▶ **Extracted entries**:
__________

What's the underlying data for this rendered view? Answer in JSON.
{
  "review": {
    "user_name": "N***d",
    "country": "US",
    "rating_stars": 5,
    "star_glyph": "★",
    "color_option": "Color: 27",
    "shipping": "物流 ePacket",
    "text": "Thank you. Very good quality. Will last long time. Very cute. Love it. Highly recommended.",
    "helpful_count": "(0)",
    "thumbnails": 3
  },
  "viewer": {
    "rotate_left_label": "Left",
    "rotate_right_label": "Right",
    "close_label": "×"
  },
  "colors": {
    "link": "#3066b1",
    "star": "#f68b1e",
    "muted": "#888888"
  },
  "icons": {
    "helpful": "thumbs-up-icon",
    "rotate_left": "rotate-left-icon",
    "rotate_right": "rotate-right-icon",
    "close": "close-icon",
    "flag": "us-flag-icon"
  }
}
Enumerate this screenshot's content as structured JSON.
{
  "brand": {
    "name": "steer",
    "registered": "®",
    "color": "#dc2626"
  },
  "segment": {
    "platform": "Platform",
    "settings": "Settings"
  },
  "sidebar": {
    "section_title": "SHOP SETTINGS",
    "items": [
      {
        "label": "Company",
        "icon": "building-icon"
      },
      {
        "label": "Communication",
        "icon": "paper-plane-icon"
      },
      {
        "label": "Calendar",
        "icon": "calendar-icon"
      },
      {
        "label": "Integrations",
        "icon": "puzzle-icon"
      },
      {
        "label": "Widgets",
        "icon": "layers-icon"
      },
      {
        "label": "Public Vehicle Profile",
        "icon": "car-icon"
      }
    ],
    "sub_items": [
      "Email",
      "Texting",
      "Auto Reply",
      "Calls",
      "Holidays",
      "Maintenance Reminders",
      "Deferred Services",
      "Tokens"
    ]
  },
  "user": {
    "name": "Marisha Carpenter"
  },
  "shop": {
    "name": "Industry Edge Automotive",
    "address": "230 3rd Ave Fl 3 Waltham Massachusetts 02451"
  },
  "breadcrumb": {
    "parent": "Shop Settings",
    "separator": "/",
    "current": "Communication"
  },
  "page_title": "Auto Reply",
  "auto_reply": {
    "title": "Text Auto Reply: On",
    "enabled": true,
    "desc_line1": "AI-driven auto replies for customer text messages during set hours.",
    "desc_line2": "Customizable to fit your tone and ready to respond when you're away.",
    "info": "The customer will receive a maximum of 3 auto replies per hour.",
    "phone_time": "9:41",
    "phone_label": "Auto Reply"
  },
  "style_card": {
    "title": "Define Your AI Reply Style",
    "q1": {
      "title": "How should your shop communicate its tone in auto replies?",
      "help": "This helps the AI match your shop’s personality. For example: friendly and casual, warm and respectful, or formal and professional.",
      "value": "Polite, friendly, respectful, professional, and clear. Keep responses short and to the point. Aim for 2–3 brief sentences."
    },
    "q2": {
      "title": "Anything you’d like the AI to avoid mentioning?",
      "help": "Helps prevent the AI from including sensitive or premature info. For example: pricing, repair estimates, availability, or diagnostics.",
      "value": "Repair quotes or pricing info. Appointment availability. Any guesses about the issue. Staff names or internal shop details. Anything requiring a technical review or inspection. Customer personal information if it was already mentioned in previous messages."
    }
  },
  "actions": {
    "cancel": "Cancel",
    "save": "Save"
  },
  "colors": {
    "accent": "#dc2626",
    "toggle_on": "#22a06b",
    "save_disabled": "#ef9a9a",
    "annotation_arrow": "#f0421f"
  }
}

__________

▶ **Problem details**: Write out all records exactly, keeping every detail.

▶ **Result for this exercise**:
What's the underlying data for this rendered view? Answer in JSON.
{
  "review": {
    "user_name": "N***d",
    "country": "US",
    "rating_stars": 5,
    "star_glyph": "★",
    "color_option": "Color: 27",
    "shipping": "物流 ePacket",
    "text": "Thank you. Very good quality. Will last long time. Very cute. Love it. Highly recommended.",
    "helpful_count": "(0)",
    "thumbnails": 3
  },
  "viewer": {
    "rotate_left_label": "Left",
    "rotate_right_label": "Right",
    "close_label": "×"
  },
  "colors": {
    "link": "#3066b1",
    "star": "#f68b1e",
    "muted": "#888888"
  },
  "icons": {
    "helpful": "thumbs-up-icon",
    "rotate_left": "rotate-left-icon",
    "rotate_right": "rotate-right-icon",
    "close": "close-icon",
    "flag": "us-flag-icon"
  }
}
Enumerate this screenshot's content as structured JSON.
{
  "brand": {
    "name": "steer",
    "registered": "®",
    "color": "#dc2626"
  },
  "segment": {
    "platform": "Platform",
    "settings": "Settings"
  },
  "sidebar": {
    "section_title": "SHOP SETTINGS",
    "items": [
      {
        "label": "Company",
        "icon": "building-icon"
      },
      {
        "label": "Communication",
        "icon": "paper-plane-icon"
      },
      {
        "label": "Calendar",
        "icon": "calendar-icon"
      },
      {
        "label": "Integrations",
        "icon": "puzzle-icon"
      },
      {
        "label": "Widgets",
        "icon": "layers-icon"
      },
      {
        "label": "Public Vehicle Profile",
        "icon": "car-icon"
      }
    ],
    "sub_items": [
      "Email",
      "Texting",
      "Auto Reply",
      "Calls",
      "Holidays",
      "Maintenance Reminders",
      "Deferred Services",
      "Tokens"
    ]
  },
  "user": {
    "name": "Marisha Carpenter"
  },
  "shop": {
    "name": "Industry Edge Automotive",
    "address": "230 3rd Ave Fl 3 Waltham Massachusetts 02451"
  },
  "breadcrumb": {
    "parent": "Shop Settings",
    "separator": "/",
    "current": "Communication"
  },
  "page_title": "Auto Reply",
  "auto_reply": {
    "title": "Text Auto Reply: On",
    "enabled": true,
    "desc_line1": "AI-driven auto replies for customer text messages during set hours.",
    "desc_line2": "Customizable to fit your tone and ready to respond when you're away.",
    "info": "The customer will receive a maximum of 3 auto replies per hour.",
    "phone_time": "9:41",
    "phone_label": "Auto Reply"
  },
  "style_card": {
    "title": "Define Your AI Reply Style",
    "q1": {
      "title": "How should your shop communicate its tone in auto replies?",
      "help": "This helps the AI match your shop’s personality. For example: friendly and casual, warm and respectful, or formal and professional.",
      "value": "Polite, friendly, respectful, professional, and clear. Keep responses short and to the point. Aim for 2–3 brief sentences."
    },
    "q2": {
      "title": "Anything you’d like the AI to avoid mentioning?",
      "help": "Helps prevent the AI from including sensitive or premature info. For example: pricing, repair estimates, availability, or diagnostics.",
      "value": "Repair quotes or pricing info. Appointment availability. Any guesses about the issue. Staff names or internal shop details. Anything requiring a technical review or inspection. Customer personal information if it was already mentioned in previous messages."
    }
  },
  "actions": {
    "cancel": "Cancel",
    "save": "Save"
  },
  "colors": {
    "accent": "#dc2626",
    "toggle_on": "#22a06b",
    "save_disabled": "#ef9a9a",
    "annotation_arrow": "#f0421f"
  }
}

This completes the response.